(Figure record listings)
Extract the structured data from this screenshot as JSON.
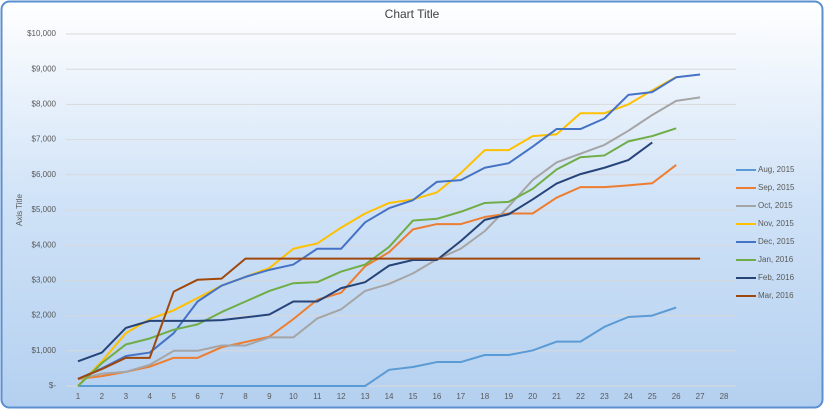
{
  "chart_data": {
    "type": "line",
    "title": "Chart Title",
    "y_axis_label": "Axis Title",
    "categories": [
      1,
      2,
      3,
      4,
      5,
      6,
      7,
      8,
      9,
      10,
      11,
      12,
      13,
      14,
      15,
      16,
      17,
      18,
      19,
      20,
      21,
      22,
      23,
      24,
      25,
      26,
      27,
      28
    ],
    "ylim": [
      0,
      10000
    ],
    "yticks": [
      {
        "value": 0,
        "label": "$-"
      },
      {
        "value": 1000,
        "label": "$1,000"
      },
      {
        "value": 2000,
        "label": "$2,000"
      },
      {
        "value": 3000,
        "label": "$3,000"
      },
      {
        "value": 4000,
        "label": "$4,000"
      },
      {
        "value": 5000,
        "label": "$5,000"
      },
      {
        "value": 6000,
        "label": "$6,000"
      },
      {
        "value": 7000,
        "label": "$7,000"
      },
      {
        "value": 8000,
        "label": "$8,000"
      },
      {
        "value": 9000,
        "label": "$9,000"
      },
      {
        "value": 10000,
        "label": "$10,000"
      }
    ],
    "grid": true,
    "legend": "right",
    "series": [
      {
        "name": "Aug, 2015",
        "color": "#5B9BD5",
        "values": [
          0,
          0,
          0,
          0,
          0,
          0,
          0,
          0,
          0,
          0,
          0,
          0,
          0,
          460,
          540,
          680,
          680,
          880,
          880,
          1010,
          1260,
          1260,
          1680,
          1960,
          2000,
          2230,
          null,
          null
        ]
      },
      {
        "name": "Sep, 2015",
        "color": "#ED7D31",
        "values": [
          200,
          280,
          400,
          550,
          800,
          800,
          1100,
          1250,
          1400,
          1900,
          2450,
          2650,
          3400,
          3800,
          4450,
          4600,
          4600,
          4800,
          4900,
          4900,
          5350,
          5650,
          5650,
          5700,
          5760,
          6280,
          null,
          null
        ]
      },
      {
        "name": "Oct, 2015",
        "color": "#A5A5A5",
        "values": [
          200,
          350,
          400,
          600,
          1000,
          1000,
          1150,
          1150,
          1380,
          1380,
          1920,
          2180,
          2700,
          2900,
          3200,
          3600,
          3900,
          4400,
          5100,
          5850,
          6350,
          6600,
          6850,
          7250,
          7700,
          8100,
          8200,
          null
        ]
      },
      {
        "name": "Nov, 2015",
        "color": "#FFC000",
        "values": [
          0,
          700,
          1500,
          1900,
          2150,
          2500,
          2850,
          3100,
          3350,
          3900,
          4050,
          4500,
          4900,
          5200,
          5300,
          5500,
          6050,
          6700,
          6700,
          7100,
          7150,
          7750,
          7750,
          8000,
          8400,
          8780,
          null,
          null
        ]
      },
      {
        "name": "Dec, 2015",
        "color": "#4472C4",
        "values": [
          200,
          500,
          850,
          950,
          1500,
          2400,
          2850,
          3100,
          3300,
          3450,
          3900,
          3900,
          4650,
          5050,
          5280,
          5800,
          5850,
          6200,
          6330,
          6800,
          7300,
          7300,
          7600,
          8270,
          8350,
          8770,
          8850,
          null
        ]
      },
      {
        "name": "Jan, 2016",
        "color": "#70AD47",
        "values": [
          0,
          650,
          1180,
          1350,
          1600,
          1750,
          2100,
          2400,
          2700,
          2920,
          2950,
          3250,
          3450,
          3950,
          4700,
          4750,
          4950,
          5200,
          5230,
          5600,
          6150,
          6500,
          6550,
          6950,
          7100,
          7320,
          null,
          null
        ]
      },
      {
        "name": "Feb, 2016",
        "color": "#264478",
        "values": [
          700,
          950,
          1650,
          1850,
          1850,
          1850,
          1870,
          1950,
          2030,
          2400,
          2400,
          2780,
          2950,
          3420,
          3580,
          3580,
          4120,
          4720,
          4880,
          5300,
          5750,
          6020,
          6200,
          6420,
          6920,
          null,
          null,
          null
        ]
      },
      {
        "name": "Mar, 2016",
        "color": "#9E480E",
        "values": [
          200,
          480,
          800,
          800,
          2680,
          3020,
          3050,
          3620,
          3620,
          3620,
          3620,
          3620,
          3620,
          3620,
          3620,
          3620,
          3620,
          3620,
          3620,
          3620,
          3620,
          3620,
          3620,
          3620,
          3620,
          3620,
          3620,
          null
        ]
      }
    ]
  }
}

**PROBLEM TO WORK ON**:
Identify the lines in the records above that contain the word "color", then state how many there are and nothing more.

**TASK RESPONSE**:
8